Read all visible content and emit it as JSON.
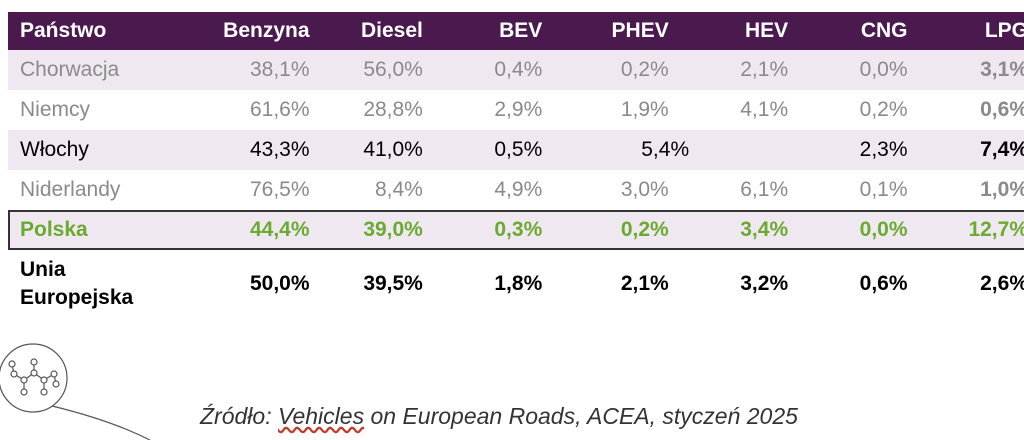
{
  "chart_data": {
    "type": "table",
    "columns": [
      "Państwo",
      "Benzyna",
      "Diesel",
      "BEV",
      "PHEV",
      "HEV",
      "CNG",
      "LPG"
    ],
    "rows": [
      {
        "country": "Chorwacja",
        "values": [
          "38,1%",
          "56,0%",
          "0,4%",
          "0,2%",
          "2,1%",
          "0,0%",
          "3,1%"
        ]
      },
      {
        "country": "Niemcy",
        "values": [
          "61,6%",
          "28,8%",
          "2,9%",
          "1,9%",
          "4,1%",
          "0,2%",
          "0,6%"
        ]
      },
      {
        "country": "Włochy",
        "values": [
          "43,3%",
          "41,0%",
          "0,5%",
          "5,4%",
          "2,3%",
          "7,4%"
        ],
        "phev_hev_merged": "5,4%"
      },
      {
        "country": "Niderlandy",
        "values": [
          "76,5%",
          "8,4%",
          "4,9%",
          "3,0%",
          "6,1%",
          "0,1%",
          "1,0%"
        ]
      },
      {
        "country": "Polska",
        "values": [
          "44,4%",
          "39,0%",
          "0,3%",
          "0,2%",
          "3,4%",
          "0,0%",
          "12,7%"
        ],
        "highlighted": true
      },
      {
        "country": "Unia Europejska",
        "values": [
          "50,0%",
          "39,5%",
          "1,8%",
          "2,1%",
          "3,2%",
          "0,6%",
          "2,6%"
        ]
      }
    ]
  },
  "table": {
    "header": [
      "Państwo",
      "Benzyna",
      "Diesel",
      "BEV",
      "PHEV",
      "HEV",
      "CNG",
      "LPG"
    ],
    "r1": [
      "Chorwacja",
      "38,1%",
      "56,0%",
      "0,4%",
      "0,2%",
      "2,1%",
      "0,0%",
      "3,1%"
    ],
    "r2": [
      "Niemcy",
      "61,6%",
      "28,8%",
      "2,9%",
      "1,9%",
      "4,1%",
      "0,2%",
      "0,6%"
    ],
    "r3": [
      "Włochy",
      "43,3%",
      "41,0%",
      "0,5%",
      "5,4%",
      "2,3%",
      "7,4%"
    ],
    "r4": [
      "Niderlandy",
      "76,5%",
      "8,4%",
      "4,9%",
      "3,0%",
      "6,1%",
      "0,1%",
      "1,0%"
    ],
    "r5": [
      "Polska",
      "44,4%",
      "39,0%",
      "0,3%",
      "0,2%",
      "3,4%",
      "0,0%",
      "12,7%"
    ],
    "r6": [
      "Unia",
      "Europejska",
      "50,0%",
      "39,5%",
      "1,8%",
      "2,1%",
      "3,2%",
      "0,6%",
      "2,6%"
    ]
  },
  "source": {
    "prefix": "Źródło: ",
    "link": "Vehicles",
    "rest": " on European Roads, ACEA, styczeń 2025"
  },
  "colors": {
    "header_bg": "#4a1a4f",
    "band": "#f0e8f1",
    "highlight": "#6aaa2e"
  },
  "icons": {
    "decoration": "molecule-icon"
  }
}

## [GIVEN REQUEST]
Apart from the pictures, the entries above are to be repeated in full and exactly.

## [WRITTEN ANSWER]
Read all visible content and emit it as JSON.
{
  "chart_data": {
    "type": "table",
    "columns": [
      "Państwo",
      "Benzyna",
      "Diesel",
      "BEV",
      "PHEV",
      "HEV",
      "CNG",
      "LPG"
    ],
    "rows": [
      {
        "country": "Chorwacja",
        "values": [
          "38,1%",
          "56,0%",
          "0,4%",
          "0,2%",
          "2,1%",
          "0,0%",
          "3,1%"
        ]
      },
      {
        "country": "Niemcy",
        "values": [
          "61,6%",
          "28,8%",
          "2,9%",
          "1,9%",
          "4,1%",
          "0,2%",
          "0,6%"
        ]
      },
      {
        "country": "Włochy",
        "values": [
          "43,3%",
          "41,0%",
          "0,5%",
          "5,4%",
          "2,3%",
          "7,4%"
        ],
        "phev_hev_merged": "5,4%"
      },
      {
        "country": "Niderlandy",
        "values": [
          "76,5%",
          "8,4%",
          "4,9%",
          "3,0%",
          "6,1%",
          "0,1%",
          "1,0%"
        ]
      },
      {
        "country": "Polska",
        "values": [
          "44,4%",
          "39,0%",
          "0,3%",
          "0,2%",
          "3,4%",
          "0,0%",
          "12,7%"
        ],
        "highlighted": true
      },
      {
        "country": "Unia Europejska",
        "values": [
          "50,0%",
          "39,5%",
          "1,8%",
          "2,1%",
          "3,2%",
          "0,6%",
          "2,6%"
        ]
      }
    ]
  },
  "table": {
    "header": [
      "Państwo",
      "Benzyna",
      "Diesel",
      "BEV",
      "PHEV",
      "HEV",
      "CNG",
      "LPG"
    ],
    "r1": [
      "Chorwacja",
      "38,1%",
      "56,0%",
      "0,4%",
      "0,2%",
      "2,1%",
      "0,0%",
      "3,1%"
    ],
    "r2": [
      "Niemcy",
      "61,6%",
      "28,8%",
      "2,9%",
      "1,9%",
      "4,1%",
      "0,2%",
      "0,6%"
    ],
    "r3": [
      "Włochy",
      "43,3%",
      "41,0%",
      "0,5%",
      "5,4%",
      "2,3%",
      "7,4%"
    ],
    "r4": [
      "Niderlandy",
      "76,5%",
      "8,4%",
      "4,9%",
      "3,0%",
      "6,1%",
      "0,1%",
      "1,0%"
    ],
    "r5": [
      "Polska",
      "44,4%",
      "39,0%",
      "0,3%",
      "0,2%",
      "3,4%",
      "0,0%",
      "12,7%"
    ],
    "r6": [
      "Unia",
      "Europejska",
      "50,0%",
      "39,5%",
      "1,8%",
      "2,1%",
      "3,2%",
      "0,6%",
      "2,6%"
    ]
  },
  "source": {
    "prefix": "Źródło: ",
    "link": "Vehicles",
    "rest": " on European Roads, ACEA, styczeń 2025"
  },
  "colors": {
    "header_bg": "#4a1a4f",
    "band": "#f0e8f1",
    "highlight": "#6aaa2e"
  },
  "icons": {
    "decoration": "molecule-icon"
  }
}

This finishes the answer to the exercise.